• [Stated problem]: Your job is to retype all of the data word for word, leaving every image out.

* START *

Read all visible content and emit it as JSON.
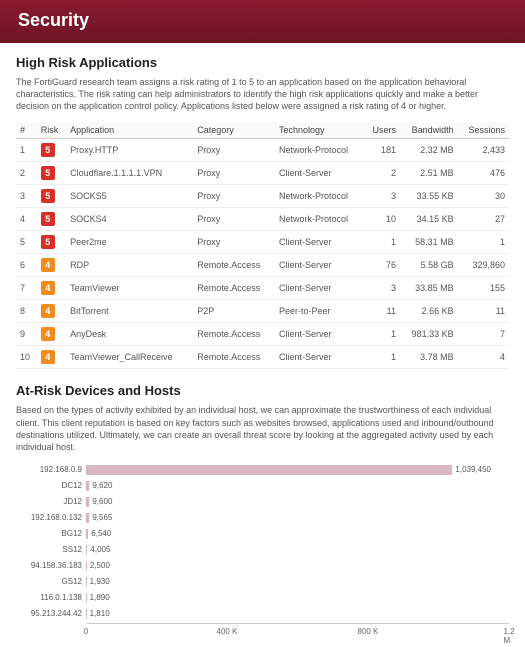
{
  "header": {
    "title": "Security"
  },
  "sections": {
    "apps": {
      "heading": "High Risk Applications",
      "description": "The FortiGuard research team assigns a risk rating of 1 to 5 to an application based on the application behavioral characteristics. The risk rating can help administrators to identify the high risk applications quickly and make a better decision on the application control policy. Applications listed below were assigned a risk rating of 4 or higher.",
      "columns": [
        "#",
        "Risk",
        "Application",
        "Category",
        "Technology",
        "Users",
        "Bandwidth",
        "Sessions"
      ],
      "risk_colors": {
        "5": "#d93025",
        "4": "#f28b1c"
      },
      "rows": [
        {
          "n": 1,
          "risk": 5,
          "app": "Proxy.HTTP",
          "cat": "Proxy",
          "tech": "Network-Protocol",
          "users": 181,
          "bw": "2.32 MB",
          "sess": "2,433"
        },
        {
          "n": 2,
          "risk": 5,
          "app": "Cloudflare.1.1.1.1.VPN",
          "cat": "Proxy",
          "tech": "Client-Server",
          "users": 2,
          "bw": "2.51 MB",
          "sess": "476"
        },
        {
          "n": 3,
          "risk": 5,
          "app": "SOCKS5",
          "cat": "Proxy",
          "tech": "Network-Protocol",
          "users": 3,
          "bw": "33.55 KB",
          "sess": "30"
        },
        {
          "n": 4,
          "risk": 5,
          "app": "SOCKS4",
          "cat": "Proxy",
          "tech": "Network-Protocol",
          "users": 10,
          "bw": "34.15 KB",
          "sess": "27"
        },
        {
          "n": 5,
          "risk": 5,
          "app": "Peer2me",
          "cat": "Proxy",
          "tech": "Client-Server",
          "users": 1,
          "bw": "58.31 MB",
          "sess": "1"
        },
        {
          "n": 6,
          "risk": 4,
          "app": "RDP",
          "cat": "Remote.Access",
          "tech": "Client-Server",
          "users": 76,
          "bw": "5.58 GB",
          "sess": "329,860"
        },
        {
          "n": 7,
          "risk": 4,
          "app": "TeamViewer",
          "cat": "Remote.Access",
          "tech": "Client-Server",
          "users": 3,
          "bw": "33.85 MB",
          "sess": "155"
        },
        {
          "n": 8,
          "risk": 4,
          "app": "BitTorrent",
          "cat": "P2P",
          "tech": "Peer-to-Peer",
          "users": 11,
          "bw": "2.66 KB",
          "sess": "11"
        },
        {
          "n": 9,
          "risk": 4,
          "app": "AnyDesk",
          "cat": "Remote.Access",
          "tech": "Client-Server",
          "users": 1,
          "bw": "981.33 KB",
          "sess": "7"
        },
        {
          "n": 10,
          "risk": 4,
          "app": "TeamViewer_CallReceive",
          "cat": "Remote.Access",
          "tech": "Client-Server",
          "users": 1,
          "bw": "3.78 MB",
          "sess": "4"
        }
      ]
    },
    "hosts": {
      "heading": "At-Risk Devices and Hosts",
      "description": "Based on the types of activity exhibited by an individual host, we can approximate the trustworthiness of each individual client. This client reputation is based on key factors such as websites browsed, applications used and inbound/outbound destinations utilized. Ultimately, we can create an overall threat score by looking at the aggregated activity used by each individual host.",
      "chart": {
        "type": "bar-horizontal",
        "bar_color": "#d9b7c2",
        "grid_color": "#e0e0e0",
        "background_color": "#ffffff",
        "label_fontsize": 8,
        "xlim": [
          0,
          1200000
        ],
        "ticks": [
          {
            "v": 0,
            "label": "0"
          },
          {
            "v": 400000,
            "label": "400 K"
          },
          {
            "v": 800000,
            "label": "800 K"
          },
          {
            "v": 1200000,
            "label": "1.2 M"
          }
        ],
        "rows": [
          {
            "host": "192.168.0.9",
            "value": 1039450,
            "label": "1,039,450"
          },
          {
            "host": "DC12",
            "value": 9620,
            "label": "9,620"
          },
          {
            "host": "JD12",
            "value": 9600,
            "label": "9,600"
          },
          {
            "host": "192.168.0.132",
            "value": 9565,
            "label": "9,565"
          },
          {
            "host": "BG12",
            "value": 6540,
            "label": "6,540"
          },
          {
            "host": "SS12",
            "value": 4005,
            "label": "4,005"
          },
          {
            "host": "94.158.36.183",
            "value": 2500,
            "label": "2,500"
          },
          {
            "host": "GS12",
            "value": 1930,
            "label": "1,930"
          },
          {
            "host": "116.0.1.138",
            "value": 1890,
            "label": "1,890"
          },
          {
            "host": "95.213.244.42",
            "value": 1810,
            "label": "1,810"
          }
        ]
      }
    }
  }
}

* END *

• [The output]:
Read all visible content and emit it as JSON.
{
  "header": {
    "title": "Security"
  },
  "sections": {
    "apps": {
      "heading": "High Risk Applications",
      "description": "The FortiGuard research team assigns a risk rating of 1 to 5 to an application based on the application behavioral characteristics. The risk rating can help administrators to identify the high risk applications quickly and make a better decision on the application control policy. Applications listed below were assigned a risk rating of 4 or higher.",
      "columns": [
        "#",
        "Risk",
        "Application",
        "Category",
        "Technology",
        "Users",
        "Bandwidth",
        "Sessions"
      ],
      "risk_colors": {
        "5": "#d93025",
        "4": "#f28b1c"
      },
      "rows": [
        {
          "n": 1,
          "risk": 5,
          "app": "Proxy.HTTP",
          "cat": "Proxy",
          "tech": "Network-Protocol",
          "users": 181,
          "bw": "2.32 MB",
          "sess": "2,433"
        },
        {
          "n": 2,
          "risk": 5,
          "app": "Cloudflare.1.1.1.1.VPN",
          "cat": "Proxy",
          "tech": "Client-Server",
          "users": 2,
          "bw": "2.51 MB",
          "sess": "476"
        },
        {
          "n": 3,
          "risk": 5,
          "app": "SOCKS5",
          "cat": "Proxy",
          "tech": "Network-Protocol",
          "users": 3,
          "bw": "33.55 KB",
          "sess": "30"
        },
        {
          "n": 4,
          "risk": 5,
          "app": "SOCKS4",
          "cat": "Proxy",
          "tech": "Network-Protocol",
          "users": 10,
          "bw": "34.15 KB",
          "sess": "27"
        },
        {
          "n": 5,
          "risk": 5,
          "app": "Peer2me",
          "cat": "Proxy",
          "tech": "Client-Server",
          "users": 1,
          "bw": "58.31 MB",
          "sess": "1"
        },
        {
          "n": 6,
          "risk": 4,
          "app": "RDP",
          "cat": "Remote.Access",
          "tech": "Client-Server",
          "users": 76,
          "bw": "5.58 GB",
          "sess": "329,860"
        },
        {
          "n": 7,
          "risk": 4,
          "app": "TeamViewer",
          "cat": "Remote.Access",
          "tech": "Client-Server",
          "users": 3,
          "bw": "33.85 MB",
          "sess": "155"
        },
        {
          "n": 8,
          "risk": 4,
          "app": "BitTorrent",
          "cat": "P2P",
          "tech": "Peer-to-Peer",
          "users": 11,
          "bw": "2.66 KB",
          "sess": "11"
        },
        {
          "n": 9,
          "risk": 4,
          "app": "AnyDesk",
          "cat": "Remote.Access",
          "tech": "Client-Server",
          "users": 1,
          "bw": "981.33 KB",
          "sess": "7"
        },
        {
          "n": 10,
          "risk": 4,
          "app": "TeamViewer_CallReceive",
          "cat": "Remote.Access",
          "tech": "Client-Server",
          "users": 1,
          "bw": "3.78 MB",
          "sess": "4"
        }
      ]
    },
    "hosts": {
      "heading": "At-Risk Devices and Hosts",
      "description": "Based on the types of activity exhibited by an individual host, we can approximate the trustworthiness of each individual client. This client reputation is based on key factors such as websites browsed, applications used and inbound/outbound destinations utilized. Ultimately, we can create an overall threat score by looking at the aggregated activity used by each individual host.",
      "chart": {
        "type": "bar-horizontal",
        "bar_color": "#d9b7c2",
        "grid_color": "#e0e0e0",
        "background_color": "#ffffff",
        "label_fontsize": 8,
        "xlim": [
          0,
          1200000
        ],
        "ticks": [
          {
            "v": 0,
            "label": "0"
          },
          {
            "v": 400000,
            "label": "400 K"
          },
          {
            "v": 800000,
            "label": "800 K"
          },
          {
            "v": 1200000,
            "label": "1.2 M"
          }
        ],
        "rows": [
          {
            "host": "192.168.0.9",
            "value": 1039450,
            "label": "1,039,450"
          },
          {
            "host": "DC12",
            "value": 9620,
            "label": "9,620"
          },
          {
            "host": "JD12",
            "value": 9600,
            "label": "9,600"
          },
          {
            "host": "192.168.0.132",
            "value": 9565,
            "label": "9,565"
          },
          {
            "host": "BG12",
            "value": 6540,
            "label": "6,540"
          },
          {
            "host": "SS12",
            "value": 4005,
            "label": "4,005"
          },
          {
            "host": "94.158.36.183",
            "value": 2500,
            "label": "2,500"
          },
          {
            "host": "GS12",
            "value": 1930,
            "label": "1,930"
          },
          {
            "host": "116.0.1.138",
            "value": 1890,
            "label": "1,890"
          },
          {
            "host": "95.213.244.42",
            "value": 1810,
            "label": "1,810"
          }
        ]
      }
    }
  }
}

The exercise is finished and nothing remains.